▸ Exercise requirements: The data must be returned in full and exactly as given.
--- Provided information ---
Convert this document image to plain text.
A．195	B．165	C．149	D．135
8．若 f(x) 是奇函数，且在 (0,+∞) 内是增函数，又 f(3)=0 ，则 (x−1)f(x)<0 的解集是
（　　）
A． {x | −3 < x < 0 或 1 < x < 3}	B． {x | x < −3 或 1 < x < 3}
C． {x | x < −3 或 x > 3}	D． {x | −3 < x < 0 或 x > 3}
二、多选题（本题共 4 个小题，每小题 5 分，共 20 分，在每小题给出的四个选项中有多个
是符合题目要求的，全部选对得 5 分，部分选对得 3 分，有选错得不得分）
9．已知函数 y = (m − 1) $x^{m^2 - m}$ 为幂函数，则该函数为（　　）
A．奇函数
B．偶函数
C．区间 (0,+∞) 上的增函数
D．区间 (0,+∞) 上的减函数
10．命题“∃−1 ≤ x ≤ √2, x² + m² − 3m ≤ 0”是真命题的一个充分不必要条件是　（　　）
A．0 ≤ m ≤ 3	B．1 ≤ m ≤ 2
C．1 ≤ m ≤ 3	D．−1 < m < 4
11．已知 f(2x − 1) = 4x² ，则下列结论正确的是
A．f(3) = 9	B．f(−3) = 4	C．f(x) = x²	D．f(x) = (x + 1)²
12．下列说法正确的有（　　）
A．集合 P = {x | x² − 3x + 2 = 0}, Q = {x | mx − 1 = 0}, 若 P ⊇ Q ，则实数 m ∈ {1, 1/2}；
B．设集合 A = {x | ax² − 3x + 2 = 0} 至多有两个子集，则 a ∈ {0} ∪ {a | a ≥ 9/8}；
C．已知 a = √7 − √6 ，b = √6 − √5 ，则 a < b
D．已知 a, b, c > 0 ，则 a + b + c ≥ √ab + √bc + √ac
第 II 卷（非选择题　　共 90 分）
---
▸ Exercise solution:
Convert this document image to plain text.
A．195	B．165	C．149	D．135
8．若 f(x) 是奇函数，且在 (0,+∞) 内是增函数，又 f(3)=0 ，则 (x−1)f(x)<0 的解集是
（　　）
A． {x | −3 < x < 0 或 1 < x < 3}	B． {x | x < −3 或 1 < x < 3}
C． {x | x < −3 或 x > 3}	D． {x | −3 < x < 0 或 x > 3}
二、多选题（本题共 4 个小题，每小题 5 分，共 20 分，在每小题给出的四个选项中有多个
是符合题目要求的，全部选对得 5 分，部分选对得 3 分，有选错得不得分）
9．已知函数 y = (m − 1) $x^{m^2 - m}$ 为幂函数，则该函数为（　　）
A．奇函数
B．偶函数
C．区间 (0,+∞) 上的增函数
D．区间 (0,+∞) 上的减函数
10．命题“∃−1 ≤ x ≤ √2, x² + m² − 3m ≤ 0”是真命题的一个充分不必要条件是　（　　）
A．0 ≤ m ≤ 3	B．1 ≤ m ≤ 2
C．1 ≤ m ≤ 3	D．−1 < m < 4
11．已知 f(2x − 1) = 4x² ，则下列结论正确的是
A．f(3) = 9	B．f(−3) = 4	C．f(x) = x²	D．f(x) = (x + 1)²
12．下列说法正确的有（　　）
A．集合 P = {x | x² − 3x + 2 = 0}, Q = {x | mx − 1 = 0}, 若 P ⊇ Q ，则实数 m ∈ {1, 1/2}；
B．设集合 A = {x | ax² − 3x + 2 = 0} 至多有两个子集，则 a ∈ {0} ∪ {a | a ≥ 9/8}；
C．已知 a = √7 − √6 ，b = √6 − √5 ，则 a < b
D．已知 a, b, c > 0 ，则 a + b + c ≥ √ab + √bc + √ac
第 II 卷（非选择题　　共 90 分）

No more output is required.